---- Recorded information

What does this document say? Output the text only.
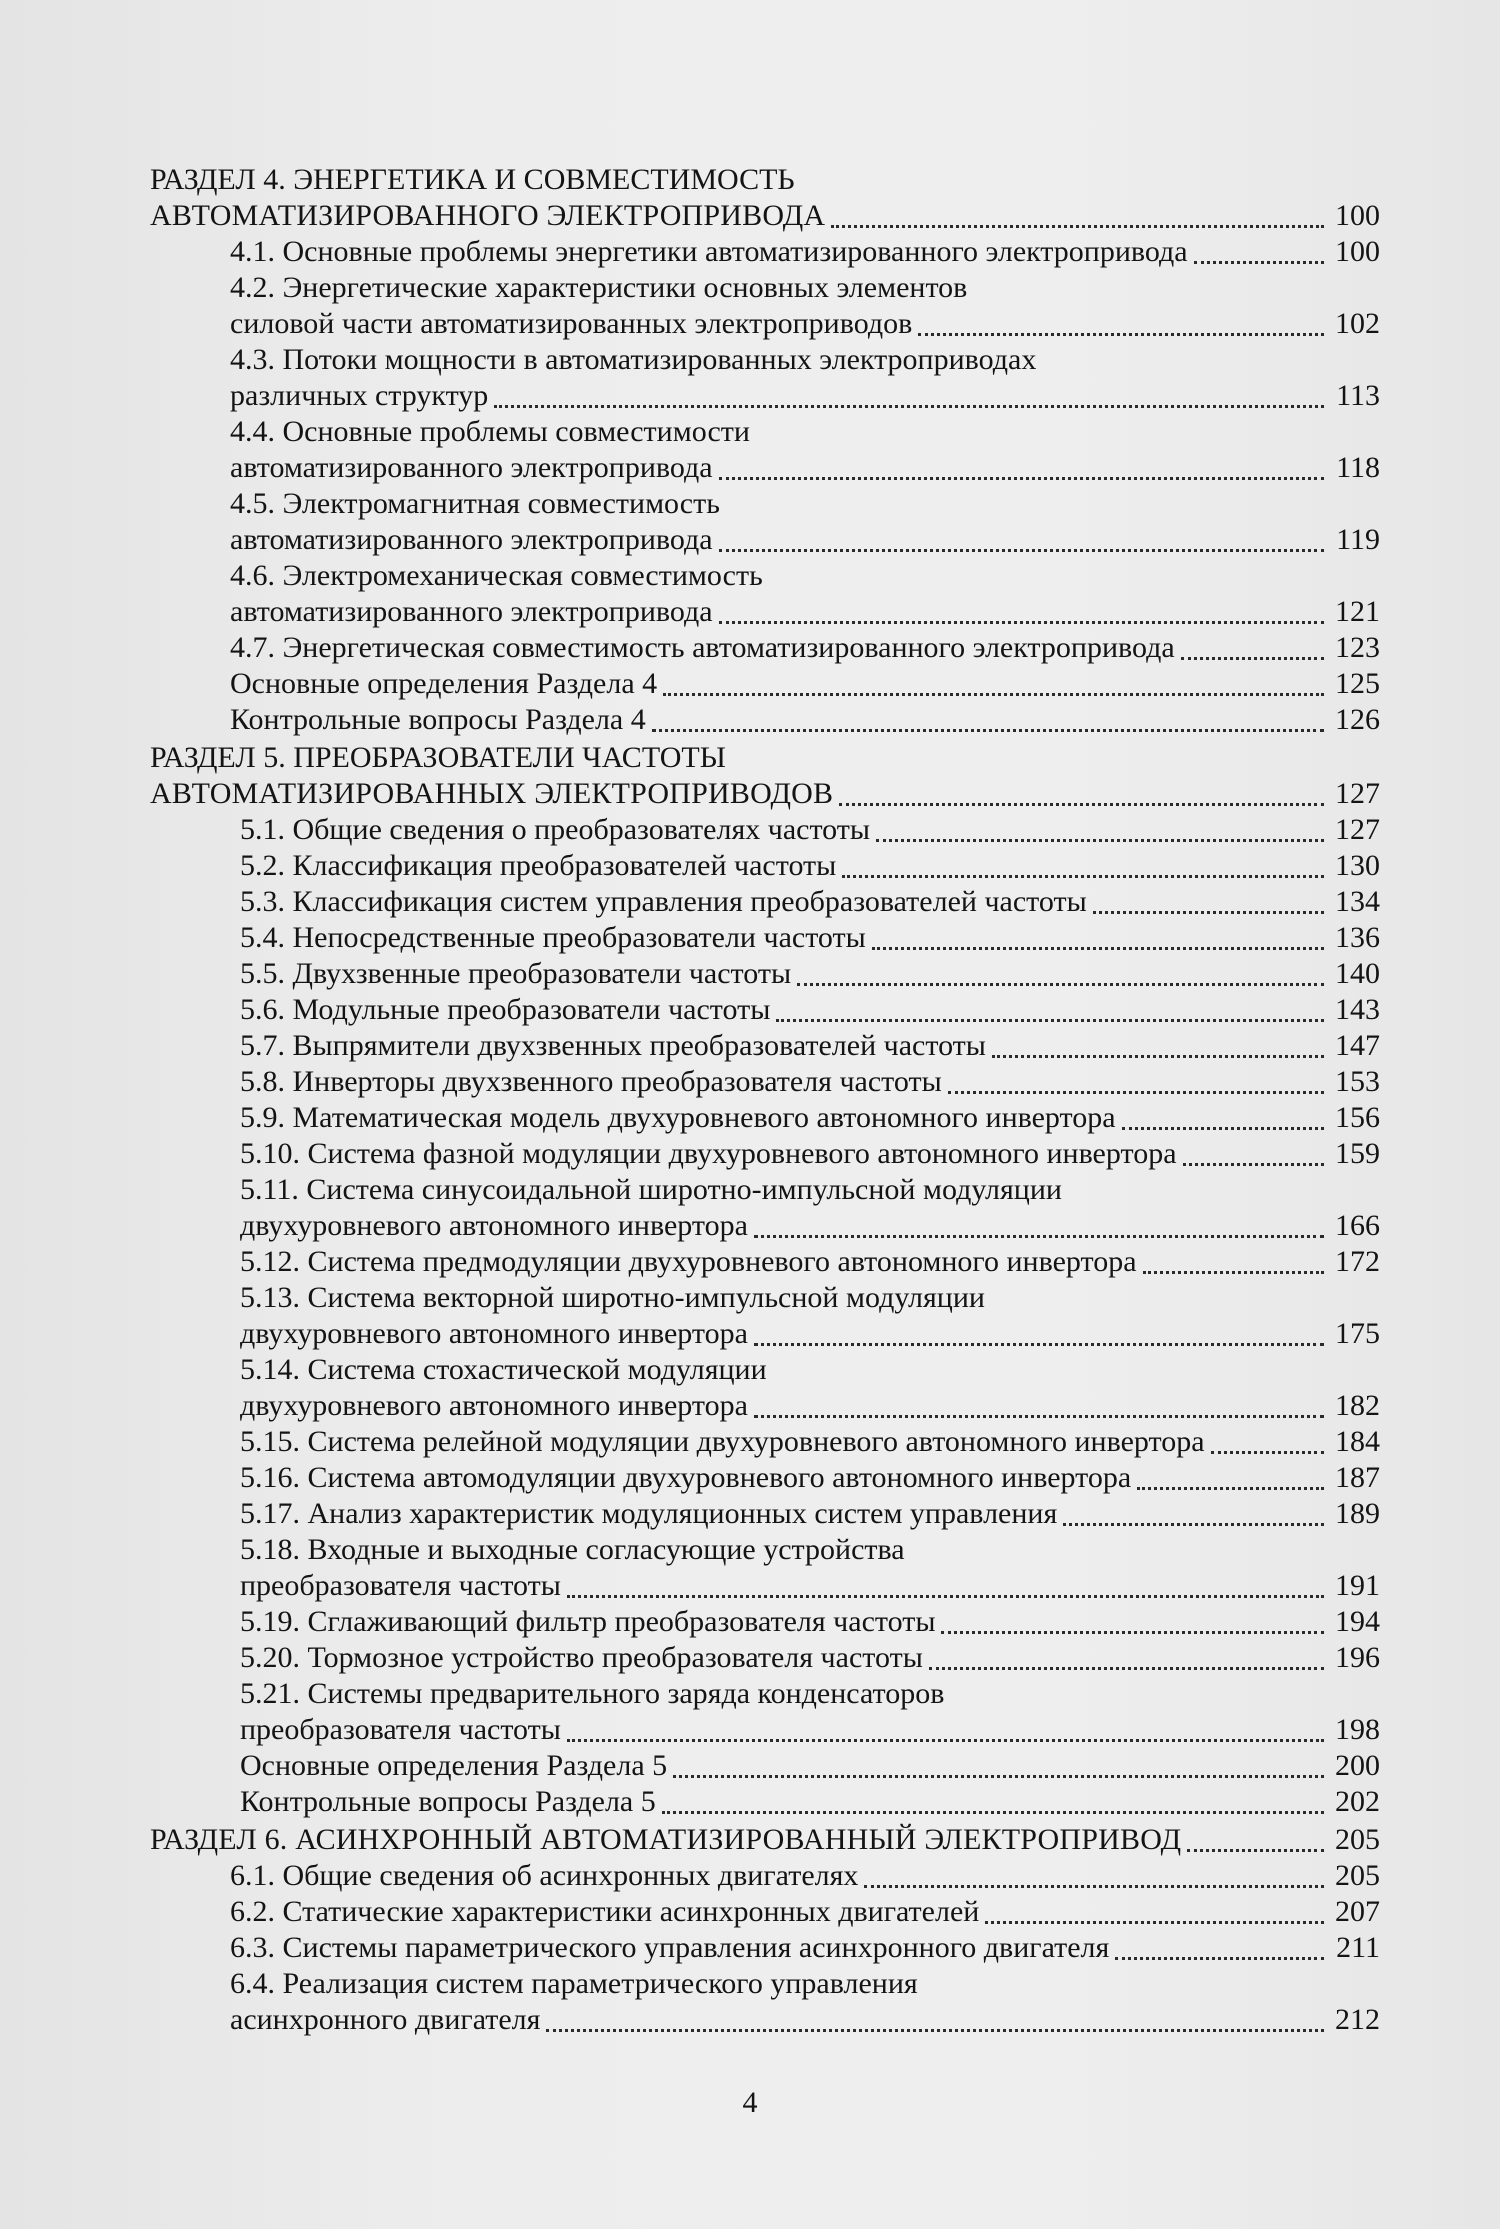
РАЗДЕЛ 4. ЭНЕРГЕТИКА И СОВМЕСТИМОСТЬ
АВТОМАТИЗИРОВАННОГО ЭЛЕКТРОПРИВОДА	100
4.1. Основные проблемы энергетики автоматизированного электропривода	100
4.2. Энергетические характеристики основных элементов
силовой части автоматизированных электроприводов	102
4.3. Потоки мощности в автоматизированных электроприводах
различных структур	113
4.4. Основные проблемы совместимости
автоматизированного электропривода	118
4.5. Электромагнитная совместимость
автоматизированного электропривода	119
4.6. Электромеханическая совместимость
автоматизированного электропривода	121
4.7. Энергетическая совместимость автоматизированного электропривода	123
Основные определения Раздела 4	125
Контрольные вопросы Раздела 4	126
РАЗДЕЛ 5. ПРЕОБРАЗОВАТЕЛИ ЧАСТОТЫ
АВТОМАТИЗИРОВАННЫХ ЭЛЕКТРОПРИВОДОВ	127
5.1. Общие сведения о преобразователях частоты	127
5.2. Классификация преобразователей частоты	130
5.3. Классификация систем управления преобразователей частоты	134
5.4. Непосредственные преобразователи частоты	136
5.5. Двухзвенные преобразователи частоты	140
5.6. Модульные преобразователи частоты	143
5.7. Выпрямители двухзвенных преобразователей частоты	147
5.8. Инверторы двухзвенного преобразователя частоты	153
5.9. Математическая модель двухуровневого автономного инвертора	156
5.10. Система фазной модуляции двухуровневого автономного инвертора	159
5.11. Система синусоидальной широтно-импульсной модуляции
двухуровневого автономного инвертора	166
5.12. Система предмодуляции двухуровневого автономного инвертора	172
5.13. Система векторной широтно-импульсной модуляции
двухуровневого автономного инвертора	175
5.14. Система стохастической модуляции
двухуровневого автономного инвертора	182
5.15. Система релейной модуляции двухуровневого автономного инвертора	184
5.16. Система автомодуляции двухуровневого автономного инвертора	187
5.17. Анализ характеристик модуляционных систем управления	189
5.18. Входные и выходные согласующие устройства
преобразователя частоты	191
5.19. Сглаживающий фильтр преобразователя частоты	194
5.20. Тормозное устройство преобразователя частоты	196
5.21. Системы предварительного заряда конденсаторов
преобразователя частоты	198
Основные определения Раздела 5	200
Контрольные вопросы Раздела 5	202
РАЗДЕЛ 6. АСИНХРОННЫЙ АВТОМАТИЗИРОВАННЫЙ ЭЛЕКТРОПРИВОД	205
6.1. Общие сведения об асинхронных двигателях	205
6.2. Статические характеристики асинхронных двигателей	207
6.3. Системы параметрического управления асинхронного двигателя	211
6.4. Реализация систем параметрического управления
асинхронного двигателя	212
4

--------

▶ [Exercise objective]
Take the listing above and restate it word for word, without its pictures.

▶ [Exercise result]
What does this document say? Output the text only.
РАЗДЕЛ 4. ЭНЕРГЕТИКА И СОВМЕСТИМОСТЬ
АВТОМАТИЗИРОВАННОГО ЭЛЕКТРОПРИВОДА	100
4.1. Основные проблемы энергетики автоматизированного электропривода	100
4.2. Энергетические характеристики основных элементов
силовой части автоматизированных электроприводов	102
4.3. Потоки мощности в автоматизированных электроприводах
различных структур	113
4.4. Основные проблемы совместимости
автоматизированного электропривода	118
4.5. Электромагнитная совместимость
автоматизированного электропривода	119
4.6. Электромеханическая совместимость
автоматизированного электропривода	121
4.7. Энергетическая совместимость автоматизированного электропривода	123
Основные определения Раздела 4	125
Контрольные вопросы Раздела 4	126
РАЗДЕЛ 5. ПРЕОБРАЗОВАТЕЛИ ЧАСТОТЫ
АВТОМАТИЗИРОВАННЫХ ЭЛЕКТРОПРИВОДОВ	127
5.1. Общие сведения о преобразователях частоты	127
5.2. Классификация преобразователей частоты	130
5.3. Классификация систем управления преобразователей частоты	134
5.4. Непосредственные преобразователи частоты	136
5.5. Двухзвенные преобразователи частоты	140
5.6. Модульные преобразователи частоты	143
5.7. Выпрямители двухзвенных преобразователей частоты	147
5.8. Инверторы двухзвенного преобразователя частоты	153
5.9. Математическая модель двухуровневого автономного инвертора	156
5.10. Система фазной модуляции двухуровневого автономного инвертора	159
5.11. Система синусоидальной широтно-импульсной модуляции
двухуровневого автономного инвертора	166
5.12. Система предмодуляции двухуровневого автономного инвертора	172
5.13. Система векторной широтно-импульсной модуляции
двухуровневого автономного инвертора	175
5.14. Система стохастической модуляции
двухуровневого автономного инвертора	182
5.15. Система релейной модуляции двухуровневого автономного инвертора	184
5.16. Система автомодуляции двухуровневого автономного инвертора	187
5.17. Анализ характеристик модуляционных систем управления	189
5.18. Входные и выходные согласующие устройства
преобразователя частоты	191
5.19. Сглаживающий фильтр преобразователя частоты	194
5.20. Тормозное устройство преобразователя частоты	196
5.21. Системы предварительного заряда конденсаторов
преобразователя частоты	198
Основные определения Раздела 5	200
Контрольные вопросы Раздела 5	202
РАЗДЕЛ 6. АСИНХРОННЫЙ АВТОМАТИЗИРОВАННЫЙ ЭЛЕКТРОПРИВОД	205
6.1. Общие сведения об асинхронных двигателях	205
6.2. Статические характеристики асинхронных двигателей	207
6.3. Системы параметрического управления асинхронного двигателя	211
6.4. Реализация систем параметрического управления
асинхронного двигателя	212
4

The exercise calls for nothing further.